*Dataset excerpt:*

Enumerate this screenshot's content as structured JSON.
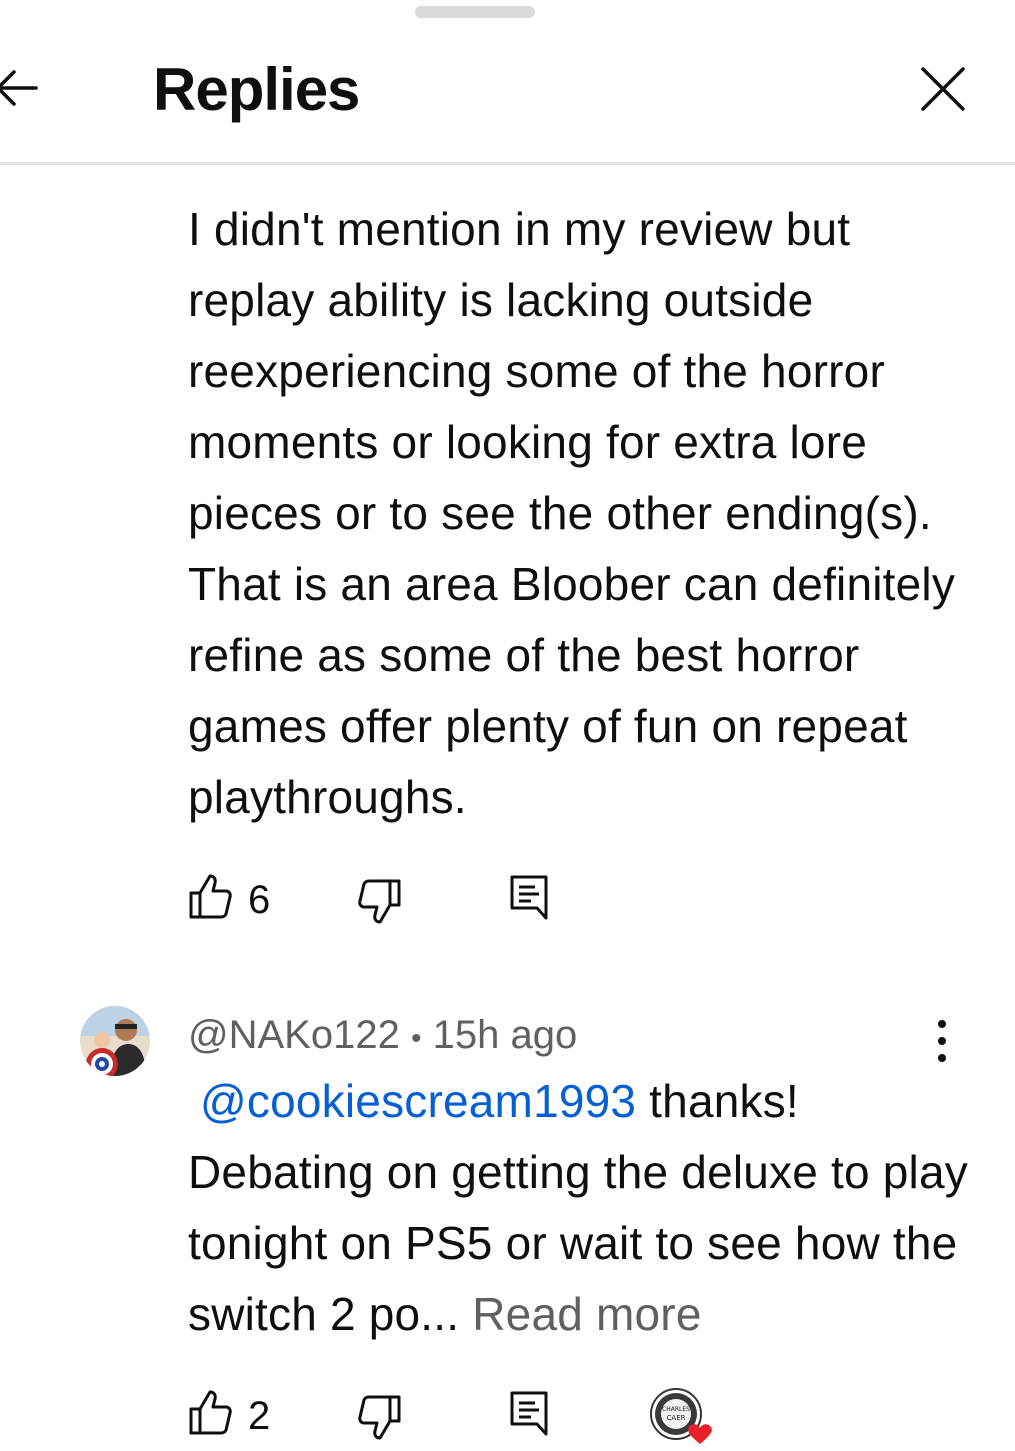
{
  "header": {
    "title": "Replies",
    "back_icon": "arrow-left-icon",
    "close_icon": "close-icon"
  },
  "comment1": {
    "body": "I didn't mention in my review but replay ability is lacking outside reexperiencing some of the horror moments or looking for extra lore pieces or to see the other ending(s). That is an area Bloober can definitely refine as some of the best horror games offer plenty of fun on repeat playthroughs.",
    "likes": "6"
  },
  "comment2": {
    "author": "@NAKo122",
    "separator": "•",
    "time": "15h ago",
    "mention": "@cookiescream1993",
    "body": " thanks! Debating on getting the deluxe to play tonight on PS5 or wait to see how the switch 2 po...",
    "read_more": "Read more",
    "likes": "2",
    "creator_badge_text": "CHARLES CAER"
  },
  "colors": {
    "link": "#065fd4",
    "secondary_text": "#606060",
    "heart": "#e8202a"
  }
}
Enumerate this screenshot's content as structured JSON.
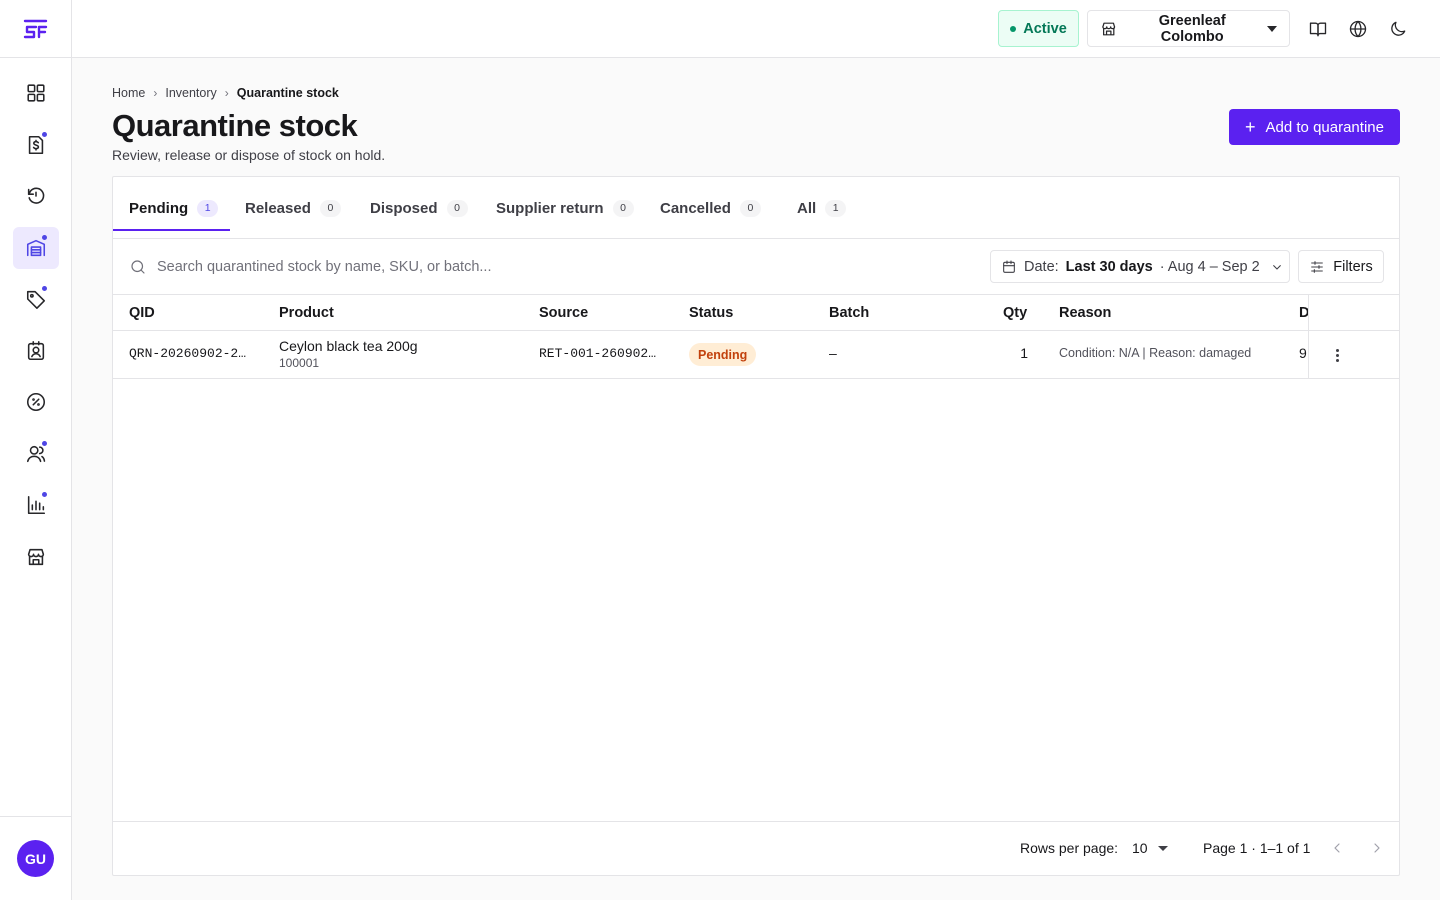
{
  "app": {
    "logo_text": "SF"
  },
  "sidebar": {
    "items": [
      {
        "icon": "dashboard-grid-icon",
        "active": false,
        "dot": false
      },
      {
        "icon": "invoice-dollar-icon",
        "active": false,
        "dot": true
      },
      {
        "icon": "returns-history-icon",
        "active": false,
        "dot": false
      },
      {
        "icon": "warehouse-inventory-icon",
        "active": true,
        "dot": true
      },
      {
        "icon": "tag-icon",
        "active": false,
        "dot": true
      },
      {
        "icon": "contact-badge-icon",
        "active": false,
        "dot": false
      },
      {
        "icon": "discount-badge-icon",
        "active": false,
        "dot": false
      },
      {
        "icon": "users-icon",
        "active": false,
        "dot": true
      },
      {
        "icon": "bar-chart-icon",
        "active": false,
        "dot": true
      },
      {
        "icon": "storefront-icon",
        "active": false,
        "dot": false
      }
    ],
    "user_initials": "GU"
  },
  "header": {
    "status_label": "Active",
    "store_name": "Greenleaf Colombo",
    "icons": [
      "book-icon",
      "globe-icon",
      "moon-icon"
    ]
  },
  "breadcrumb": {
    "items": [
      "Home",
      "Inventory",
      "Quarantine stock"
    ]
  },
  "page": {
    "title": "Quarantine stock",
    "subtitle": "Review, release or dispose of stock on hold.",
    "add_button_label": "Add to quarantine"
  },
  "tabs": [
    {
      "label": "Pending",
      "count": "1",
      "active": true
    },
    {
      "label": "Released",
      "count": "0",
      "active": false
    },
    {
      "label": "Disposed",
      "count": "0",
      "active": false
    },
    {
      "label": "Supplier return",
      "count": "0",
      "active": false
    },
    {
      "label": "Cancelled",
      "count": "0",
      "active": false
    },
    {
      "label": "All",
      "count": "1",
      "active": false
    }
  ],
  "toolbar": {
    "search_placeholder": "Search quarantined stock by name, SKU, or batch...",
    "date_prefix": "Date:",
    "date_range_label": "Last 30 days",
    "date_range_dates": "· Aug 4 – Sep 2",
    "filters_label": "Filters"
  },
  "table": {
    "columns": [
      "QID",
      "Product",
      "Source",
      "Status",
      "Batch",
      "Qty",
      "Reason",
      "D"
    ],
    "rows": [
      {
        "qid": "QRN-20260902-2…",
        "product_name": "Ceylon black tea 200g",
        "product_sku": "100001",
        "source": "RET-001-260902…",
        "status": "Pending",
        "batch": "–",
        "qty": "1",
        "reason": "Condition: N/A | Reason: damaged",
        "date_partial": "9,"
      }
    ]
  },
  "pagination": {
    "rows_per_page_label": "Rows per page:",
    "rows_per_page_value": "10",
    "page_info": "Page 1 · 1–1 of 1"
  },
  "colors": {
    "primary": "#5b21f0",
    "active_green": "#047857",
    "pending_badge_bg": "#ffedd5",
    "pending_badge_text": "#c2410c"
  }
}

*Exercise brief:*
Copy out each line in the preceding records that contains "Reason".

*Answer:*
      "Reason",
        "reason": "Condition: N/A | Reason: damaged",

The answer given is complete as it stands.